### Aim
Return every line below as is, leaving out the pictures.

### Records provided
★ ★ ★ ★ ★ ★ ★
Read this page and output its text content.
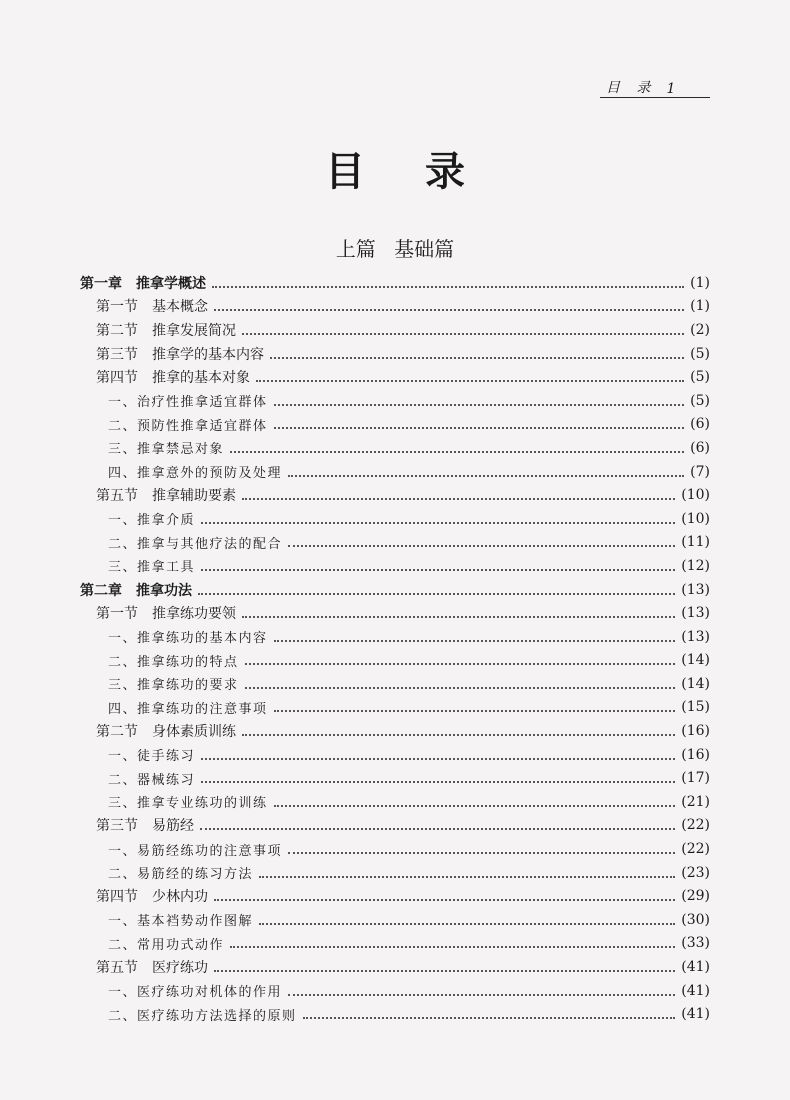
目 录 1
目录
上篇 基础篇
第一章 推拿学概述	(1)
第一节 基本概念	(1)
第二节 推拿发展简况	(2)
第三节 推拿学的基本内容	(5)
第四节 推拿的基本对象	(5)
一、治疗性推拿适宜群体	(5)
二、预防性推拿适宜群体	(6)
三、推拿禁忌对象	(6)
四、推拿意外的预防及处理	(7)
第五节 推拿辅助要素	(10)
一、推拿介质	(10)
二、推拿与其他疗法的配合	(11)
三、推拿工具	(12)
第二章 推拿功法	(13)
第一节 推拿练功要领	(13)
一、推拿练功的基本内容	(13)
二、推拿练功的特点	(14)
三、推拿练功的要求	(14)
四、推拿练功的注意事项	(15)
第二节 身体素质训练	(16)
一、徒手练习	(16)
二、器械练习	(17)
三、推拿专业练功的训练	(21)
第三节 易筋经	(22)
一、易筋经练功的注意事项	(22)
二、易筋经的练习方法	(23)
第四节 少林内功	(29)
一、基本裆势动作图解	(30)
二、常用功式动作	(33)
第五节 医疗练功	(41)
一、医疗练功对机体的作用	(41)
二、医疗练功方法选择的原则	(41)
★ ★ ★ ★ ★ ★ ★
### Task solution
Read this page and output its text content.
目 录 1
目录
上篇 基础篇
第一章 推拿学概述	(1)
第一节 基本概念	(1)
第二节 推拿发展简况	(2)
第三节 推拿学的基本内容	(5)
第四节 推拿的基本对象	(5)
一、治疗性推拿适宜群体	(5)
二、预防性推拿适宜群体	(6)
三、推拿禁忌对象	(6)
四、推拿意外的预防及处理	(7)
第五节 推拿辅助要素	(10)
一、推拿介质	(10)
二、推拿与其他疗法的配合	(11)
三、推拿工具	(12)
第二章 推拿功法	(13)
第一节 推拿练功要领	(13)
一、推拿练功的基本内容	(13)
二、推拿练功的特点	(14)
三、推拿练功的要求	(14)
四、推拿练功的注意事项	(15)
第二节 身体素质训练	(16)
一、徒手练习	(16)
二、器械练习	(17)
三、推拿专业练功的训练	(21)
第三节 易筋经	(22)
一、易筋经练功的注意事项	(22)
二、易筋经的练习方法	(23)
第四节 少林内功	(29)
一、基本裆势动作图解	(30)
二、常用功式动作	(33)
第五节 医疗练功	(41)
一、医疗练功对机体的作用	(41)
二、医疗练功方法选择的原则	(41)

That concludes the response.